Task directions.
Reproduce the records below in full and without edits, omitting images.

[Start Supplied records]

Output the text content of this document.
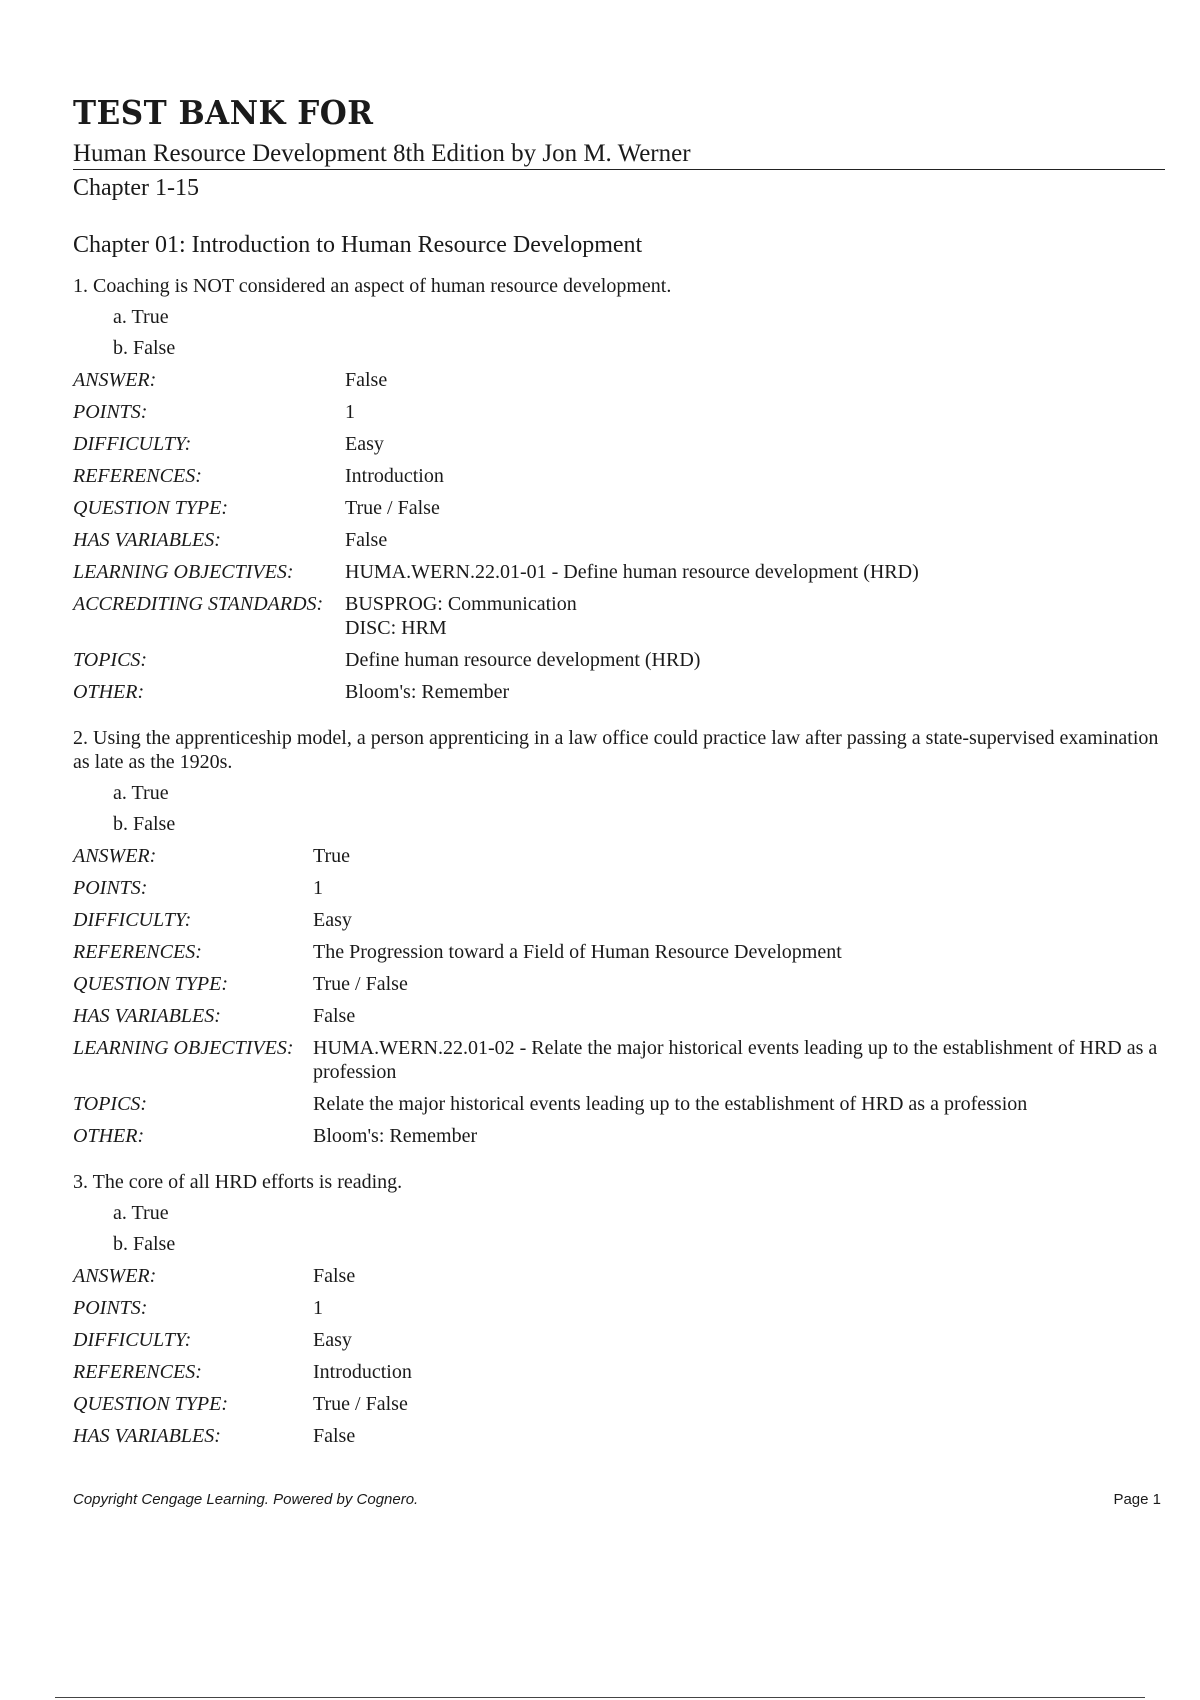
TEST BANK FOR
Human Resource Development 8th Edition by Jon M. Werner
Chapter 1-15
Chapter 01: Introduction to Human Resource Development

1. Coaching is NOT considered an aspect of human resource development.

a. True
b. False
ANSWER:	False
POINTS:	1
DIFFICULTY:	Easy
REFERENCES:	Introduction
QUESTION TYPE:	True / False
HAS VARIABLES:	False
LEARNING OBJECTIVES:	HUMA.WERN.22.01-01 - Define human resource development (HRD)
ACCREDITING STANDARDS:	BUSPROG: Communication
DISC: HRM
TOPICS:	Define human resource development (HRD)
OTHER:	Bloom's: Remember

2. Using the apprenticeship model, a person apprenticing in a law office could practice law after passing a state-supervised examination as late as the 1920s.

a. True
b. False
ANSWER:	True
POINTS:	1
DIFFICULTY:	Easy
REFERENCES:	The Progression toward a Field of Human Resource Development
QUESTION TYPE:	True / False
HAS VARIABLES:	False
LEARNING OBJECTIVES: HUMA.WERN.22.01-02 - Relate the major historical events leading up to the establishment of HRD as a profession
TOPICS:	Relate the major historical events leading up to the establishment of HRD as a profession
OTHER:	Bloom's: Remember

3. The core of all HRD efforts is reading.

a. True
b. False
ANSWER:	False
POINTS:	1
DIFFICULTY:	Easy
REFERENCES:	Introduction
QUESTION TYPE:	True / False
HAS VARIABLES:	False
Copyright Cengage Learning. Powered by Cognero.	Page 1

[End Supplied records]

Full solution.
Output the text content of this document.
TEST BANK FOR
Human Resource Development 8th Edition by Jon M. Werner
Chapter 1-15
Chapter 01: Introduction to Human Resource Development

1. Coaching is NOT considered an aspect of human resource development.

a. True
b. False
ANSWER:	False
POINTS:	1
DIFFICULTY:	Easy
REFERENCES:	Introduction
QUESTION TYPE:	True / False
HAS VARIABLES:	False
LEARNING OBJECTIVES:	HUMA.WERN.22.01-01 - Define human resource development (HRD)
ACCREDITING STANDARDS:	BUSPROG: Communication
DISC: HRM
TOPICS:	Define human resource development (HRD)
OTHER:	Bloom's: Remember

2. Using the apprenticeship model, a person apprenticing in a law office could practice law after passing a state-supervised examination as late as the 1920s.

a. True
b. False
ANSWER:	True
POINTS:	1
DIFFICULTY:	Easy
REFERENCES:	The Progression toward a Field of Human Resource Development
QUESTION TYPE:	True / False
HAS VARIABLES:	False
LEARNING OBJECTIVES: HUMA.WERN.22.01-02 - Relate the major historical events leading up to the establishment of HRD as a profession
TOPICS:	Relate the major historical events leading up to the establishment of HRD as a profession
OTHER:	Bloom's: Remember

3. The core of all HRD efforts is reading.

a. True
b. False
ANSWER:	False
POINTS:	1
DIFFICULTY:	Easy
REFERENCES:	Introduction
QUESTION TYPE:	True / False
HAS VARIABLES:	False
Copyright Cengage Learning. Powered by Cognero.	Page 1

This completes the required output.